▶ **Exercise requirements**: Starting at the line below that contains "OCR this image.", print each line through the end of the records exactly as it appears.

Dataset items
'''

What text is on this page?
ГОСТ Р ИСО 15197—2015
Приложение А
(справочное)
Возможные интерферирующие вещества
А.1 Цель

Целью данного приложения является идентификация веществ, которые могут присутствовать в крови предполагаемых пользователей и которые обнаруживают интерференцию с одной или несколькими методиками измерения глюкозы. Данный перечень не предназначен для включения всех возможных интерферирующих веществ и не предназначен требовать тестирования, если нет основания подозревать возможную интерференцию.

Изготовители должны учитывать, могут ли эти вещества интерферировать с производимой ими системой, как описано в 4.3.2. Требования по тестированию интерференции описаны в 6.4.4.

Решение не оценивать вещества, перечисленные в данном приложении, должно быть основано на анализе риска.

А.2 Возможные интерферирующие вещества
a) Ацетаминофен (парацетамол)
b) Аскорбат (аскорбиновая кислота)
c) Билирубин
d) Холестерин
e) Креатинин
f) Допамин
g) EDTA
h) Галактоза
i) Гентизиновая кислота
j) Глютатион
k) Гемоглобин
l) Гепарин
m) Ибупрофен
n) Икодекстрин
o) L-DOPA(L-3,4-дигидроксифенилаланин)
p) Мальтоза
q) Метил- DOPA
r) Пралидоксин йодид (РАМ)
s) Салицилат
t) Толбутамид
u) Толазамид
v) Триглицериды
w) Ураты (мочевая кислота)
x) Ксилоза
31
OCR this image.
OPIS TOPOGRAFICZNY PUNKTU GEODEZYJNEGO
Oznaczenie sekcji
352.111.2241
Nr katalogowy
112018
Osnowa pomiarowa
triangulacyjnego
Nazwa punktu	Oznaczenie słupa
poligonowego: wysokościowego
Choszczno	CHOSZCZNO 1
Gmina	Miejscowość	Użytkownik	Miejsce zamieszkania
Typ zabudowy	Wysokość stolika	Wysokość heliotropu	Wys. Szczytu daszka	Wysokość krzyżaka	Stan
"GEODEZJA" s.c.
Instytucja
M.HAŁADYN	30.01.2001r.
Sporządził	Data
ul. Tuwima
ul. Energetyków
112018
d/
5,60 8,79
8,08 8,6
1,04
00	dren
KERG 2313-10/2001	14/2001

'''

▶ **Completed exercise**:
OCR this image.
OPIS TOPOGRAFICZNY PUNKTU GEODEZYJNEGO
Oznaczenie sekcji
352.111.2241
Nr katalogowy
112018
Osnowa pomiarowa
triangulacyjnego
Nazwa punktu	Oznaczenie słupa
poligonowego: wysokościowego
Choszczno	CHOSZCZNO 1
Gmina	Miejscowość	Użytkownik	Miejsce zamieszkania
Typ zabudowy	Wysokość stolika	Wysokość heliotropu	Wys. Szczytu daszka	Wysokość krzyżaka	Stan
"GEODEZJA" s.c.
Instytucja
M.HAŁADYN	30.01.2001r.
Sporządził	Data
ul. Tuwima
ul. Energetyków
112018
d/
5,60 8,79
8,08 8,6
1,04
00	dren
KERG 2313-10/2001	14/2001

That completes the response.